> _Exercise_: Would you return all of this data exactly, leaving nothing out?

> _Task input_:

** Start **

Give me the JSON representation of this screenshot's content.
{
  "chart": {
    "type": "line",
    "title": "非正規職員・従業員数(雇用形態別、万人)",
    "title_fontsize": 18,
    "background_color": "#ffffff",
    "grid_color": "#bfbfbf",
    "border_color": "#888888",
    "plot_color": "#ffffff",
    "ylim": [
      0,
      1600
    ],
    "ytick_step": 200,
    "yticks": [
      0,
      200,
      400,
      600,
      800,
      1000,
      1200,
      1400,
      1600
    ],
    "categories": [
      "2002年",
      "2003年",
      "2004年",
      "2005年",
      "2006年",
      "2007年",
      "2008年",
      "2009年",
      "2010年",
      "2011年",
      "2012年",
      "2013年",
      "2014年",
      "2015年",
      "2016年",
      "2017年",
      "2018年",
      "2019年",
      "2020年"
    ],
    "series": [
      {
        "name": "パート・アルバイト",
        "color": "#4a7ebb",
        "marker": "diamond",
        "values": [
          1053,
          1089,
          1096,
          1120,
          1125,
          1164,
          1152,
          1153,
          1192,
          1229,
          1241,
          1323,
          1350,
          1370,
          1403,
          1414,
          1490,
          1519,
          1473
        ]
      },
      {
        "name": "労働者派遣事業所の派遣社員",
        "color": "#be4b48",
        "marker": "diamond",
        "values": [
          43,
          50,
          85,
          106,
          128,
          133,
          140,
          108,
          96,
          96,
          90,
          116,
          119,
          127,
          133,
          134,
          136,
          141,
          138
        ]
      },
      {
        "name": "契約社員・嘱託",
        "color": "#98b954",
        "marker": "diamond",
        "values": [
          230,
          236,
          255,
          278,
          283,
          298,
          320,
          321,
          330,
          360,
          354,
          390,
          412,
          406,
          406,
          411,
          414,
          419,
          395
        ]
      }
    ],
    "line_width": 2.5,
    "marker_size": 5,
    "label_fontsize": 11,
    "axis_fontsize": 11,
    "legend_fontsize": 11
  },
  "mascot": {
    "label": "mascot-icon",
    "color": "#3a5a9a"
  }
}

** End **

> _Right answer_:
Give me the JSON representation of this screenshot's content.
{
  "chart": {
    "type": "line",
    "title": "非正規職員・従業員数(雇用形態別、万人)",
    "title_fontsize": 18,
    "background_color": "#ffffff",
    "grid_color": "#bfbfbf",
    "border_color": "#888888",
    "plot_color": "#ffffff",
    "ylim": [
      0,
      1600
    ],
    "ytick_step": 200,
    "yticks": [
      0,
      200,
      400,
      600,
      800,
      1000,
      1200,
      1400,
      1600
    ],
    "categories": [
      "2002年",
      "2003年",
      "2004年",
      "2005年",
      "2006年",
      "2007年",
      "2008年",
      "2009年",
      "2010年",
      "2011年",
      "2012年",
      "2013年",
      "2014年",
      "2015年",
      "2016年",
      "2017年",
      "2018年",
      "2019年",
      "2020年"
    ],
    "series": [
      {
        "name": "パート・アルバイト",
        "color": "#4a7ebb",
        "marker": "diamond",
        "values": [
          1053,
          1089,
          1096,
          1120,
          1125,
          1164,
          1152,
          1153,
          1192,
          1229,
          1241,
          1323,
          1350,
          1370,
          1403,
          1414,
          1490,
          1519,
          1473
        ]
      },
      {
        "name": "労働者派遣事業所の派遣社員",
        "color": "#be4b48",
        "marker": "diamond",
        "values": [
          43,
          50,
          85,
          106,
          128,
          133,
          140,
          108,
          96,
          96,
          90,
          116,
          119,
          127,
          133,
          134,
          136,
          141,
          138
        ]
      },
      {
        "name": "契約社員・嘱託",
        "color": "#98b954",
        "marker": "diamond",
        "values": [
          230,
          236,
          255,
          278,
          283,
          298,
          320,
          321,
          330,
          360,
          354,
          390,
          412,
          406,
          406,
          411,
          414,
          419,
          395
        ]
      }
    ],
    "line_width": 2.5,
    "marker_size": 5,
    "label_fontsize": 11,
    "axis_fontsize": 11,
    "legend_fontsize": 11
  },
  "mascot": {
    "label": "mascot-icon",
    "color": "#3a5a9a"
  }
}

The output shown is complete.